Stated goal =
Reproduce every line of the listing below without changing a single character.

Record extracts =

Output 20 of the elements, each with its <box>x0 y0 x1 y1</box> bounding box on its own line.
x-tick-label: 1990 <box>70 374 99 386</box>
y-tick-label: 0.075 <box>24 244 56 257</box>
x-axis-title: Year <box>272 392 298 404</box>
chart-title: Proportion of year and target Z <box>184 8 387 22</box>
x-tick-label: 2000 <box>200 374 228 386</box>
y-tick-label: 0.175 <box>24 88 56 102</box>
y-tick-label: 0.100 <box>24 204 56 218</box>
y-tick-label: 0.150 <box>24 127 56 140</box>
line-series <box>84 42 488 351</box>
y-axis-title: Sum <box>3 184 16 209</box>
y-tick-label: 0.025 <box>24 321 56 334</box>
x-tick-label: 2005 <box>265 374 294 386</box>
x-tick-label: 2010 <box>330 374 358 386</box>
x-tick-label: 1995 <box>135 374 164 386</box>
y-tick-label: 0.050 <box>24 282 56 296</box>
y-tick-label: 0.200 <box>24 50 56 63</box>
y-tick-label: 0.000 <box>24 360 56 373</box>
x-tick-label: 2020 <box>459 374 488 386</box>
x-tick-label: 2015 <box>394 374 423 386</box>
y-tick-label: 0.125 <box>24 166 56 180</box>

Task response =
Output 20 of the elements, each with its <box>x0 y0 x1 y1</box> bounding box on its own line.
x-tick-label: 1990 <box>70 374 99 386</box>
y-tick-label: 0.075 <box>24 244 56 257</box>
x-axis-title: Year <box>272 392 298 404</box>
chart-title: Proportion of year and target Z <box>184 8 387 22</box>
x-tick-label: 2000 <box>200 374 228 386</box>
y-tick-label: 0.175 <box>24 88 56 102</box>
y-tick-label: 0.100 <box>24 204 56 218</box>
y-tick-label: 0.150 <box>24 127 56 140</box>
line-series <box>84 42 488 351</box>
y-axis-title: Sum <box>3 184 16 209</box>
y-tick-label: 0.025 <box>24 321 56 334</box>
x-tick-label: 2005 <box>265 374 294 386</box>
x-tick-label: 2010 <box>330 374 358 386</box>
x-tick-label: 1995 <box>135 374 164 386</box>
y-tick-label: 0.050 <box>24 282 56 296</box>
y-tick-label: 0.200 <box>24 50 56 63</box>
y-tick-label: 0.000 <box>24 360 56 373</box>
x-tick-label: 2020 <box>459 374 488 386</box>
x-tick-label: 2015 <box>394 374 423 386</box>
y-tick-label: 0.125 <box>24 166 56 180</box>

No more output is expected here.